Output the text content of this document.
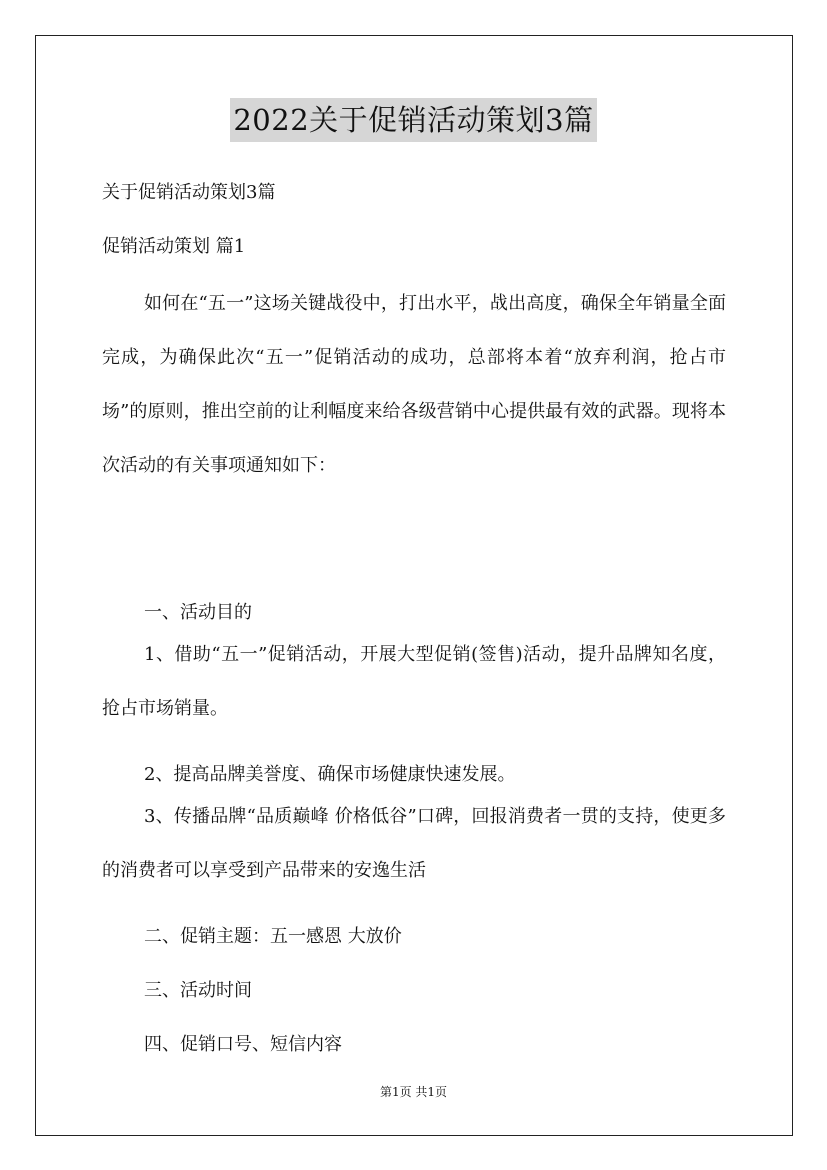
2022关于促销活动策划3篇

关于促销活动策划3篇

促销活动策划 篇1

如何在“五一”这场关键战役中，打出水平，战出高度，确保全年销量全面完成，为确保此次“五一”促销活动的成功，总部将本着“放弃利润，抢占市场”的原则，推出空前的让利幅度来给各级营销中心提供最有效的武器。现将本次活动的有关事项通知如下：

一、活动目的

1、借助“五一”促销活动，开展大型促销(签售)活动，提升品牌知名度，抢占市场销量。

2、提高品牌美誉度、确保市场健康快速发展。

3、传播品牌“品质巅峰 价格低谷”口碑，回报消费者一贯的支持，使更多的消费者可以享受到产品带来的安逸生活

二、促销主题：五一感恩 大放价

三、活动时间

四、促销口号、短信内容

第1页 共1页
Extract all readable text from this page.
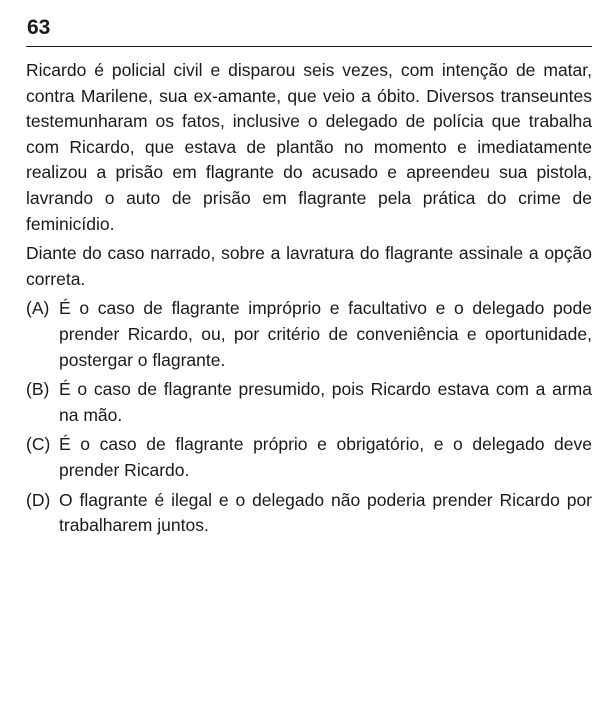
63

Ricardo é policial civil e disparou seis vezes, com intenção de matar, contra Marilene, sua ex-amante, que veio a óbito. Diversos transeuntes testemunharam os fatos, inclusive o delegado de polícia que trabalha com Ricardo, que estava de plantão no momento e imediatamente realizou a prisão em flagrante do acusado e apreendeu sua pistola, lavrando o auto de prisão em flagrante pela prática do crime de feminicídio.

Diante do caso narrado, sobre a lavratura do flagrante assinale a opção correta.

(A) É o caso de flagrante impróprio e facultativo e o delegado pode prender Ricardo, ou, por critério de conveniência e oportunidade, postergar o flagrante.
(B) É o caso de flagrante presumido, pois Ricardo estava com a arma na mão.
(C) É o caso de flagrante próprio e obrigatório, e o delegado deve prender Ricardo.
(D) O flagrante é ilegal e o delegado não poderia prender Ricardo por trabalharem juntos.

### Problem to solve
Print every record above exactly as written, leaving out the pictures.

### Result for this task
Output the text content of this document.
2022关于促销活动策划3篇

关于促销活动策划3篇

促销活动策划 篇1

如何在“五一”这场关键战役中，打出水平，战出高度，确保全年销量全面完成，为确保此次“五一”促销活动的成功，总部将本着“放弃利润，抢占市场”的原则，推出空前的让利幅度来给各级营销中心提供最有效的武器。现将本次活动的有关事项通知如下：

一、活动目的

1、借助“五一”促销活动，开展大型促销(签售)活动，提升品牌知名度，抢占市场销量。

2、提高品牌美誉度、确保市场健康快速发展。

3、传播品牌“品质巅峰 价格低谷”口碑，回报消费者一贯的支持，使更多的消费者可以享受到产品带来的安逸生活

二、促销主题：五一感恩 大放价

三、活动时间

四、促销口号、短信内容

第1页 共1页
Extract all readable text from this page.
63

Ricardo é policial civil e disparou seis vezes, com intenção de matar, contra Marilene, sua ex-amante, que veio a óbito. Diversos transeuntes testemunharam os fatos, inclusive o delegado de polícia que trabalha com Ricardo, que estava de plantão no momento e imediatamente realizou a prisão em flagrante do acusado e apreendeu sua pistola, lavrando o auto de prisão em flagrante pela prática do crime de feminicídio.

Diante do caso narrado, sobre a lavratura do flagrante assinale a opção correta.

(A) É o caso de flagrante impróprio e facultativo e o delegado pode prender Ricardo, ou, por critério de conveniência e oportunidade, postergar o flagrante.
(B) É o caso de flagrante presumido, pois Ricardo estava com a arma na mão.
(C) É o caso de flagrante próprio e obrigatório, e o delegado deve prender Ricardo.
(D) O flagrante é ilegal e o delegado não poderia prender Ricardo por trabalharem juntos.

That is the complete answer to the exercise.